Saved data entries
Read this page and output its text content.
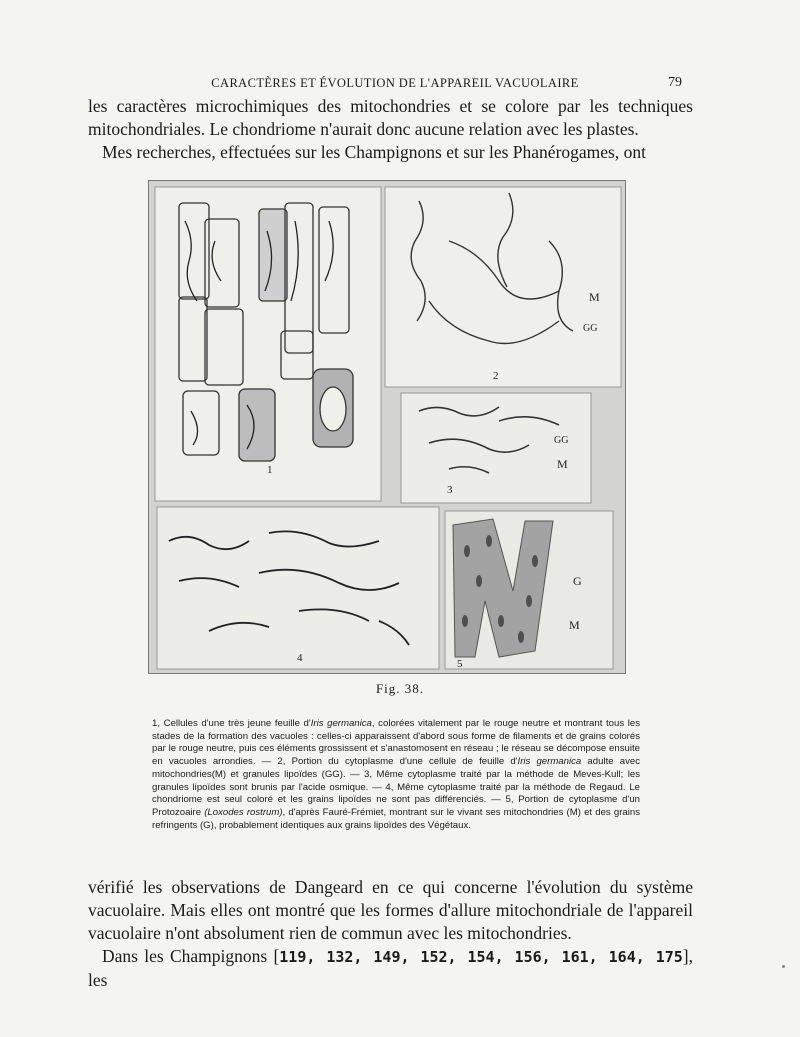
CARACTÈRES ET ÉVOLUTION DE L'APPAREIL VACUOLAIRE	79

les caractères microchimiques des mitochondries et se colore par les techniques mitochondriales. Le chondriome n'aurait donc aucune relation avec les plastes.

Mes recherches, effectuées sur les Champignons et sur les Phanérogames, ont

1
M
GG
2
GG
M
3
4
G
M
5
Fig. 38.
1, Cellules d'une très jeune feuille d'Iris germanica, colorées vitalement par le rouge neutre et montrant tous les stades de la formation des vacuoles : celles-ci apparaissent d'abord sous forme de filaments et de grains colorés par le rouge neutre, puis ces éléments grossissent et s'anastomosent en réseau ; le réseau se décompose ensuite en vacuoles arrondies. — 2, Portion du cytoplasme d'une cellule de feuille d'Iris germanica adulte avec mitochondries(M) et granules lipoïdes (GG). — 3, Même cytoplasme traité par la méthode de Meves-Kull; les granules lipoïdes sont brunis par l'acide osmique. — 4, Même cytoplasme traité par la méthode de Regaud. Le chondriome est seul coloré et les grains lipoïdes ne sont pas différenciés. — 5, Portion de cytoplasme d'un Protozoaire (Loxodes rostrum), d'après Fauré-Frémiet, montrant sur le vivant ses mitochondries (M) et des grains refringents (G), probablement identiques aux grains lipoïdes des Végétaux.

vérifié les observations de Dangeard en ce qui concerne l'évolution du système vacuolaire. Mais elles ont montré que les formes d'allure mitochondriale de l'appareil vacuolaire n'ont absolument rien de commun avec les mitochondries.

Dans les Champignons [119, 132, 149, 152, 154, 156, 161, 164, 175], les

**WHAT IS REQUIRED:** Find all lines where the word "Champignons" appears. Copy them.

**SOLUTION:**
Mes recherches, effectuées sur les Champignons et sur les Phanérogames, ont
Dans les Champignons [119, 132, 149, 152, 154, 156, 161, 164, 175], les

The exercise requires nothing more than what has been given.